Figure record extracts
--
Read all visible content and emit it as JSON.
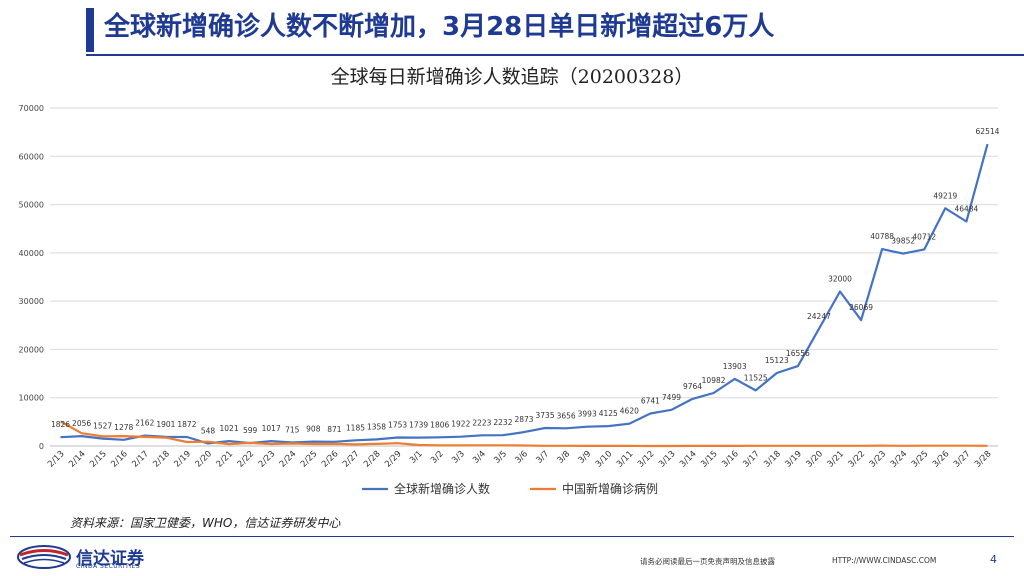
{
  "slide": {
    "title": "全球新增确诊人数不断增加，3月28日单日新增超过6万人",
    "source": "资料来源：国家卫健委，WHO，信达证券研发中心",
    "logo_name": "信达证券",
    "logo_sub": "CINDA SECURITIES",
    "disclaimer": "请务必阅读最后一页免责声明及信息披露",
    "url": "HTTP://WWW.CINDASC.COM",
    "page_number": "4"
  },
  "colors": {
    "brand": "#1f3a93",
    "global_line": "#4472c4",
    "china_line": "#ed7d31"
  },
  "chart_data": {
    "type": "line",
    "title": "全球每日新增确诊人数追踪（20200328）",
    "xlabel": "",
    "ylabel": "",
    "ylim": [
      0,
      70000
    ],
    "yticks": [
      "0",
      "10000",
      "20000",
      "30000",
      "40000",
      "50000",
      "60000",
      "70000"
    ],
    "grid": true,
    "legend_position": "bottom",
    "categories": [
      "2/13",
      "2/14",
      "2/15",
      "2/16",
      "2/17",
      "2/18",
      "2/19",
      "2/20",
      "2/21",
      "2/22",
      "2/23",
      "2/24",
      "2/25",
      "2/26",
      "2/27",
      "2/28",
      "2/29",
      "3/1",
      "3/2",
      "3/3",
      "3/4",
      "3/5",
      "3/6",
      "3/7",
      "3/8",
      "3/9",
      "3/10",
      "3/11",
      "3/12",
      "3/13",
      "3/14",
      "3/15",
      "3/16",
      "3/17",
      "3/18",
      "3/19",
      "3/20",
      "3/21",
      "3/22",
      "3/23",
      "3/24",
      "3/25",
      "3/26",
      "3/27",
      "3/28"
    ],
    "series": [
      {
        "name": "全球新增确诊人数",
        "values": [
          1826,
          2056,
          1527,
          1278,
          2162,
          1901,
          1872,
          548,
          1021,
          599,
          1017,
          715,
          908,
          871,
          1185,
          1358,
          1753,
          1739,
          1806,
          1922,
          2223,
          2232,
          2873,
          3735,
          3656,
          3993,
          4125,
          4620,
          6741,
          7499,
          9764,
          10982,
          13903,
          11525,
          15123,
          16556,
          24247,
          32000,
          26069,
          40788,
          39852,
          40712,
          49219,
          46484,
          62514
        ],
        "labels": [
          "1826",
          "2056",
          "1527",
          "1278",
          "2162",
          "1901",
          "1872",
          "548",
          "1021",
          "599",
          "1017",
          "715",
          "908",
          "871",
          "1185",
          "1358",
          "1753",
          "1739",
          "1806",
          "1922",
          "2223",
          "2232",
          "2873",
          "3735",
          "3656",
          "3993",
          "4125",
          "4620",
          "6741",
          "7499",
          "9764",
          "10982",
          "13903",
          "11525",
          "15123",
          "16556",
          "24247",
          "32000",
          "26069",
          "40788",
          "39852",
          "40712",
          "49219",
          "46484",
          "62514"
        ]
      },
      {
        "name": "中国新增确诊病例",
        "values": [
          5090,
          2641,
          2009,
          2048,
          1886,
          1749,
          820,
          889,
          397,
          648,
          409,
          508,
          406,
          433,
          327,
          427,
          573,
          202,
          125,
          119,
          139,
          143,
          99,
          44,
          40,
          19,
          24,
          15,
          8,
          5,
          18,
          27,
          16,
          39,
          34,
          39,
          41,
          46,
          39,
          78,
          47,
          67,
          55,
          54,
          45
        ]
      }
    ]
  }
}
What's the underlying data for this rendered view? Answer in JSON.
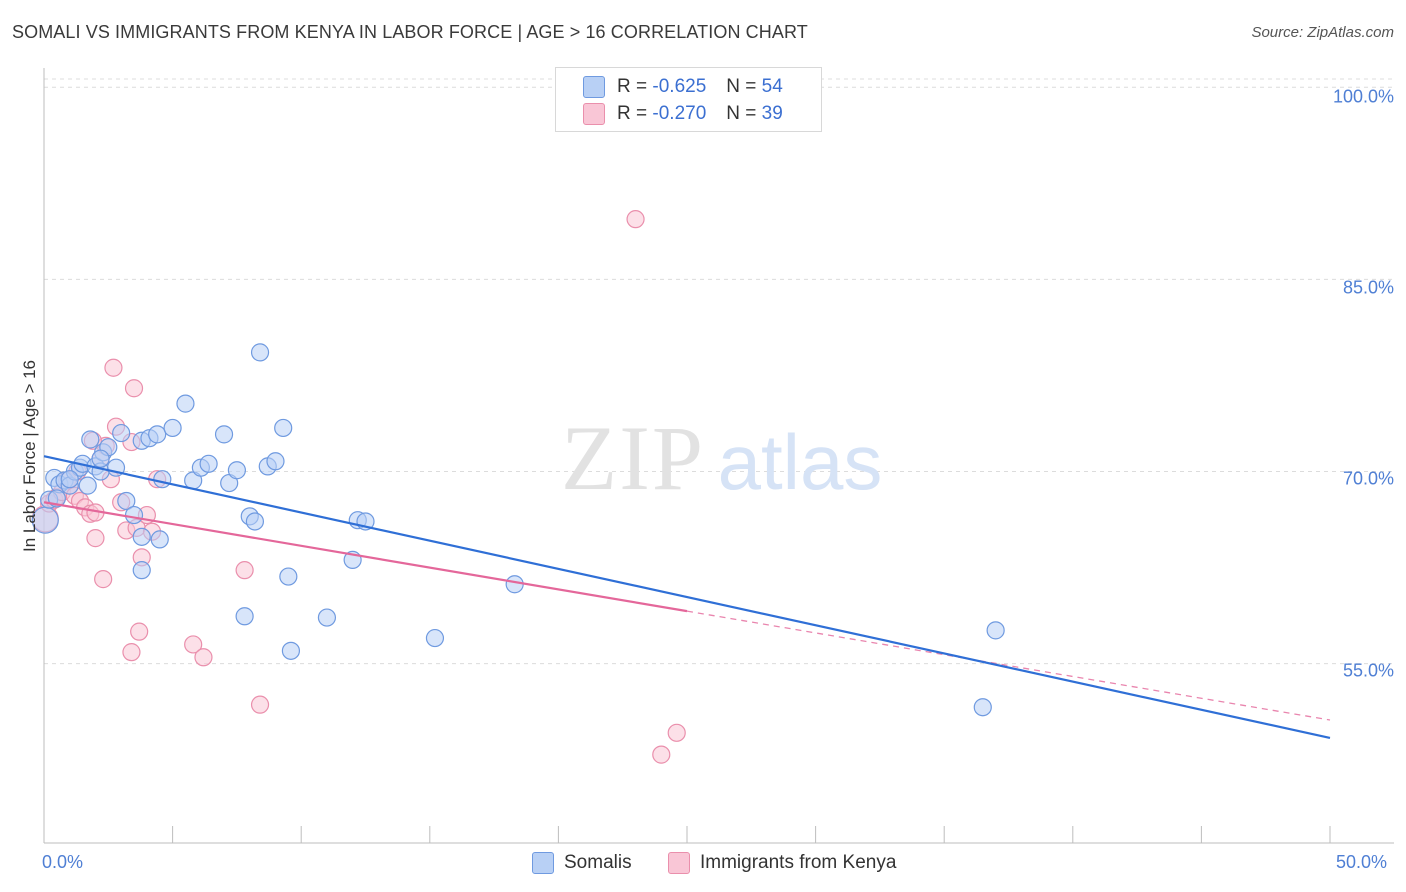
{
  "title": "SOMALI VS IMMIGRANTS FROM KENYA IN LABOR FORCE | AGE > 16 CORRELATION CHART",
  "source": "Source: ZipAtlas.com",
  "watermark": {
    "zip": "ZIP",
    "atlas": "atlas"
  },
  "legend": {
    "rows": [
      {
        "r_label": "R =",
        "r_value": "-0.625",
        "n_label": "N =",
        "n_value": "54"
      },
      {
        "r_label": "R =",
        "r_value": "-0.270",
        "n_label": "N =",
        "n_value": "39"
      }
    ]
  },
  "colors": {
    "somali_fill": "#b8d0f5",
    "somali_stroke": "#6f9ae0",
    "somali_line": "#2f6fd6",
    "kenya_fill": "#f9c6d6",
    "kenya_stroke": "#ea8fac",
    "kenya_line": "#e4679a",
    "grid": "#dcdcdc",
    "tick_text": "#4f7fd4"
  },
  "chart_data": {
    "type": "scatter",
    "title": "SOMALI VS IMMIGRANTS FROM KENYA IN LABOR FORCE | AGE > 16 CORRELATION CHART",
    "xlabel": "",
    "ylabel": "In Labor Force | Age > 16",
    "xlim": [
      0,
      50
    ],
    "ylim": [
      41,
      101.5
    ],
    "x_tick_labels": [
      {
        "value": 0,
        "label": "0.0%"
      },
      {
        "value": 50,
        "label": "50.0%"
      }
    ],
    "y_tick_labels": [
      {
        "value": 100,
        "label": "100.0%"
      },
      {
        "value": 85,
        "label": "85.0%"
      },
      {
        "value": 70,
        "label": "70.0%"
      },
      {
        "value": 55,
        "label": "55.0%"
      }
    ],
    "series": [
      {
        "name": "Somalis",
        "r": -0.625,
        "n": 54,
        "trend": {
          "x": [
            0,
            50
          ],
          "y": [
            71.2,
            49.2
          ]
        },
        "points": [
          [
            0.05,
            66.2
          ],
          [
            0.2,
            67.8
          ],
          [
            0.4,
            69.5
          ],
          [
            0.6,
            69.0
          ],
          [
            0.8,
            69.3
          ],
          [
            1.0,
            68.9
          ],
          [
            1.2,
            70.0
          ],
          [
            1.4,
            70.3
          ],
          [
            1.5,
            70.6
          ],
          [
            1.8,
            72.5
          ],
          [
            2.0,
            70.4
          ],
          [
            2.2,
            70.0
          ],
          [
            2.3,
            71.5
          ],
          [
            2.5,
            71.9
          ],
          [
            2.8,
            70.3
          ],
          [
            3.0,
            73.0
          ],
          [
            3.2,
            67.7
          ],
          [
            3.5,
            66.6
          ],
          [
            3.8,
            72.4
          ],
          [
            4.1,
            72.6
          ],
          [
            4.4,
            72.9
          ],
          [
            4.6,
            69.4
          ],
          [
            5.0,
            73.4
          ],
          [
            5.5,
            75.3
          ],
          [
            5.8,
            69.3
          ],
          [
            6.1,
            70.3
          ],
          [
            6.4,
            70.6
          ],
          [
            7.0,
            72.9
          ],
          [
            7.2,
            69.1
          ],
          [
            7.5,
            70.1
          ],
          [
            8.0,
            66.5
          ],
          [
            8.2,
            66.1
          ],
          [
            8.4,
            79.3
          ],
          [
            8.7,
            70.4
          ],
          [
            9.0,
            70.8
          ],
          [
            9.3,
            73.4
          ],
          [
            3.8,
            64.9
          ],
          [
            4.5,
            64.7
          ],
          [
            3.8,
            62.3
          ],
          [
            7.8,
            58.7
          ],
          [
            9.5,
            61.8
          ],
          [
            9.6,
            56.0
          ],
          [
            11.0,
            58.6
          ],
          [
            12.2,
            66.2
          ],
          [
            12.5,
            66.1
          ],
          [
            12.0,
            63.1
          ],
          [
            15.2,
            57.0
          ],
          [
            18.3,
            61.2
          ],
          [
            37.0,
            57.6
          ],
          [
            36.5,
            51.6
          ],
          [
            1.0,
            69.4
          ],
          [
            2.2,
            71.0
          ],
          [
            0.5,
            67.9
          ],
          [
            1.7,
            68.9
          ]
        ]
      },
      {
        "name": "Immigrants from Kenya",
        "r": -0.27,
        "n": 39,
        "trend": {
          "x": [
            0,
            25
          ],
          "y": [
            67.6,
            59.1
          ]
        },
        "trend_dashed": {
          "x": [
            25,
            50
          ],
          "y": [
            59.1,
            50.6
          ]
        },
        "points": [
          [
            0.05,
            66.3
          ],
          [
            0.2,
            67.5
          ],
          [
            0.4,
            67.8
          ],
          [
            0.5,
            68.0
          ],
          [
            0.7,
            68.4
          ],
          [
            0.9,
            69.3
          ],
          [
            1.0,
            68.9
          ],
          [
            1.2,
            68.1
          ],
          [
            1.4,
            67.7
          ],
          [
            1.6,
            67.2
          ],
          [
            1.8,
            66.7
          ],
          [
            2.0,
            66.8
          ],
          [
            2.2,
            71.0
          ],
          [
            2.4,
            72.0
          ],
          [
            2.6,
            69.4
          ],
          [
            2.8,
            73.5
          ],
          [
            3.0,
            67.6
          ],
          [
            3.2,
            65.4
          ],
          [
            3.4,
            72.3
          ],
          [
            3.6,
            65.6
          ],
          [
            3.8,
            63.3
          ],
          [
            4.0,
            66.6
          ],
          [
            4.2,
            65.3
          ],
          [
            4.4,
            69.4
          ],
          [
            2.7,
            78.1
          ],
          [
            3.5,
            76.5
          ],
          [
            1.9,
            72.4
          ],
          [
            2.3,
            61.6
          ],
          [
            3.7,
            57.5
          ],
          [
            3.4,
            55.9
          ],
          [
            5.8,
            56.5
          ],
          [
            6.2,
            55.5
          ],
          [
            7.8,
            62.3
          ],
          [
            8.4,
            51.8
          ],
          [
            23.0,
            89.7
          ],
          [
            24.6,
            49.6
          ],
          [
            24.0,
            47.9
          ],
          [
            2.0,
            64.8
          ],
          [
            1.3,
            70.0
          ]
        ]
      }
    ]
  },
  "bottom_legend": [
    "Somalis",
    "Immigrants from Kenya"
  ]
}
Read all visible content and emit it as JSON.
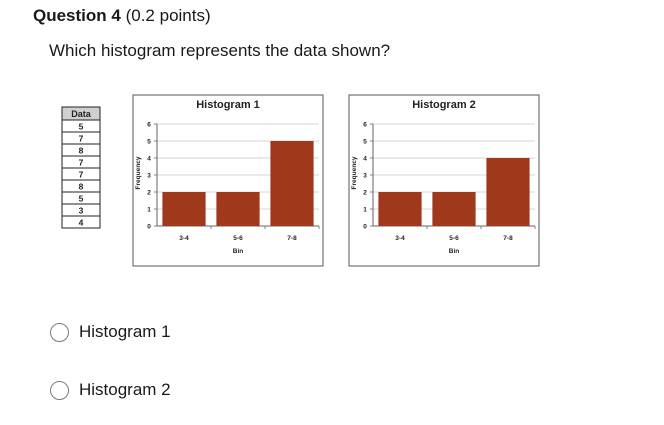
{
  "question": {
    "number_label": "Question 4",
    "points_label": "(0.2 points)",
    "text": "Which histogram represents the data shown?"
  },
  "data_table": {
    "header": "Data",
    "values": [
      "5",
      "7",
      "8",
      "7",
      "7",
      "8",
      "5",
      "3",
      "4"
    ]
  },
  "chart_data": [
    {
      "type": "bar",
      "title": "Histogram 1",
      "xlabel": "Bin",
      "ylabel": "Frequency",
      "categories": [
        "3-4",
        "5-6",
        "7-8"
      ],
      "values": [
        2,
        2,
        5
      ],
      "ylim": [
        0,
        6
      ],
      "yticks": [
        "0",
        "1",
        "2",
        "3",
        "4",
        "5",
        "6"
      ],
      "grid": true,
      "bar_color": "#a0391c"
    },
    {
      "type": "bar",
      "title": "Histogram 2",
      "xlabel": "Bin",
      "ylabel": "Frequency",
      "categories": [
        "3-4",
        "5-6",
        "7-8"
      ],
      "values": [
        2,
        2,
        4
      ],
      "ylim": [
        0,
        6
      ],
      "yticks": [
        "0",
        "1",
        "2",
        "3",
        "4",
        "5",
        "6"
      ],
      "grid": true,
      "bar_color": "#a0391c"
    }
  ],
  "options": [
    {
      "label": "Histogram 1",
      "selected": false
    },
    {
      "label": "Histogram 2",
      "selected": false
    }
  ]
}
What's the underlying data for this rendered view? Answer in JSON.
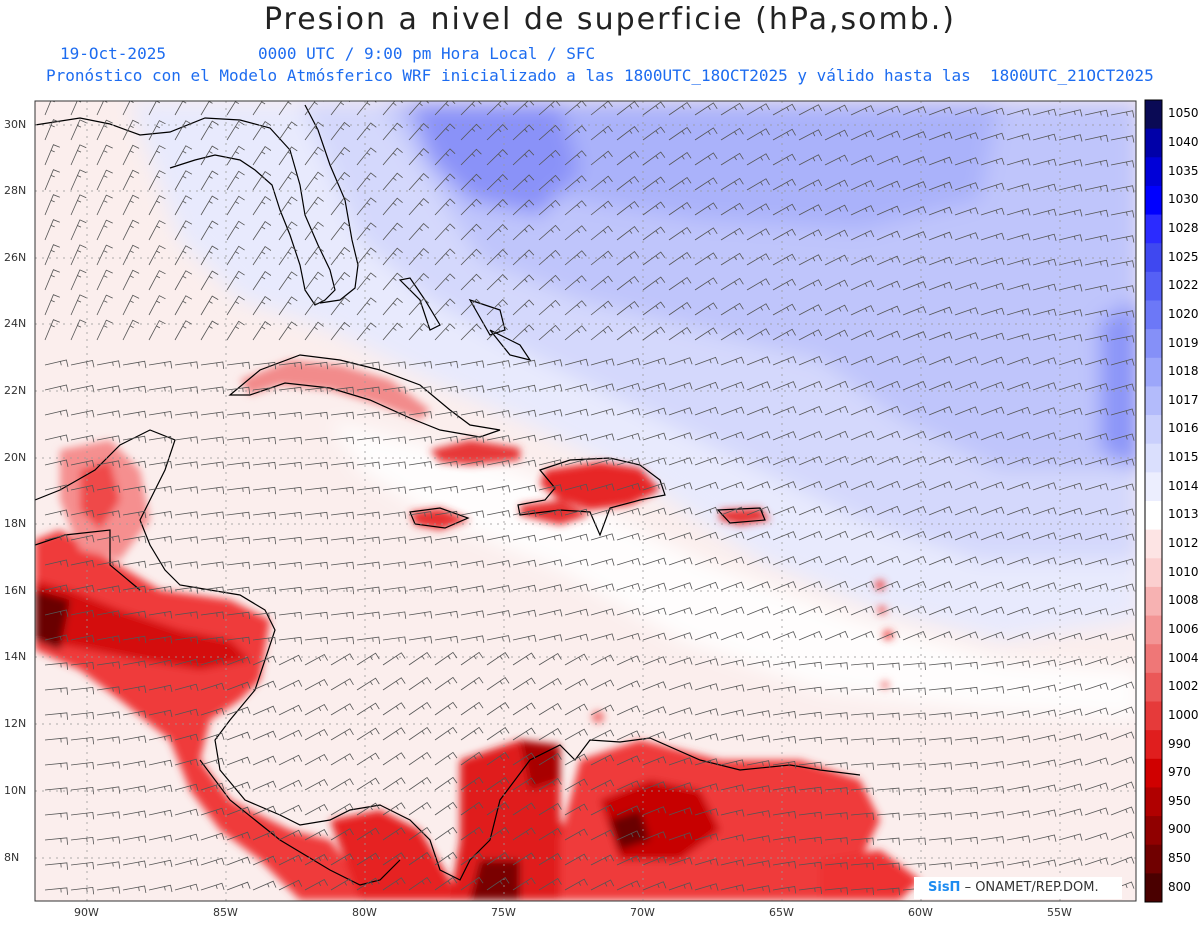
{
  "header": {
    "title": "Presion a nivel de superficie (hPa,somb.)",
    "date": "19-Oct-2025",
    "time": "0000 UTC / 9:00 pm Hora Local / SFC",
    "init_line": "Pronóstico con el Modelo Atmósferico WRF inicializado a las 1800UTC_18OCT2025 y válido hasta las  1800UTC_21OCT2025"
  },
  "map": {
    "lat_labels": [
      "30N",
      "28N",
      "26N",
      "24N",
      "22N",
      "20N",
      "18N",
      "16N",
      "14N",
      "12N",
      "10N",
      "8N"
    ],
    "lon_labels": [
      "90W",
      "85W",
      "80W",
      "75W",
      "70W",
      "65W",
      "60W",
      "55W"
    ],
    "colors": {
      "high": "#5a6ef5",
      "mid": "#e6e9fb",
      "neutral": "#fbeeed",
      "low": "#ee2222",
      "very_low": "#7a0000",
      "land_line": "#000000",
      "barb": "#555555"
    }
  },
  "colorbar": {
    "labels": [
      "1050",
      "1040",
      "1035",
      "1030",
      "1028",
      "1025",
      "1022",
      "1020",
      "1019",
      "1018",
      "1017",
      "1016",
      "1015",
      "1014",
      "1013",
      "1012",
      "1010",
      "1008",
      "1006",
      "1004",
      "1002",
      "1000",
      "990",
      "970",
      "950",
      "900",
      "850",
      "800"
    ],
    "colors": [
      "#0a0a55",
      "#0000a8",
      "#0000d8",
      "#0000ff",
      "#2b2bff",
      "#3f48f0",
      "#5560f5",
      "#6c78f7",
      "#8590f8",
      "#9ca6fa",
      "#b3bbfb",
      "#c9cffc",
      "#dadffd",
      "#eceefe",
      "#ffffff",
      "#fde4e4",
      "#fbcfcf",
      "#f7b2b2",
      "#f39595",
      "#ef7777",
      "#eb5858",
      "#e63a3a",
      "#e01e1e",
      "#d00000",
      "#b00000",
      "#900000",
      "#700000",
      "#4a0000"
    ]
  },
  "credit": {
    "logo": "SisΠ",
    "text": " – ONAMET/REP.DOM."
  }
}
--
*Objective:* Collect every line above that contains the word "title".

*Reply:*
    "title": "全球新增确诊人数不断增加，3月28日单日新增超过6万人",
    "title": "全球每日新增确诊人数追踪（20200328）",
  "title": "SOMALI VS IMMIGRANTS FROM KENYA IN LABOR FORCE | AGE > 16 CORRELATION CHART",
    "title": "SOMALI VS IMMIGRANTS FROM KENYA IN LABOR FORCE | AGE > 16 CORRELATION CHART",
      "title": "Histogram 1",
      "title": "Histogram 2",
    "title": "Presion a nivel de superficie (hPa,somb.)",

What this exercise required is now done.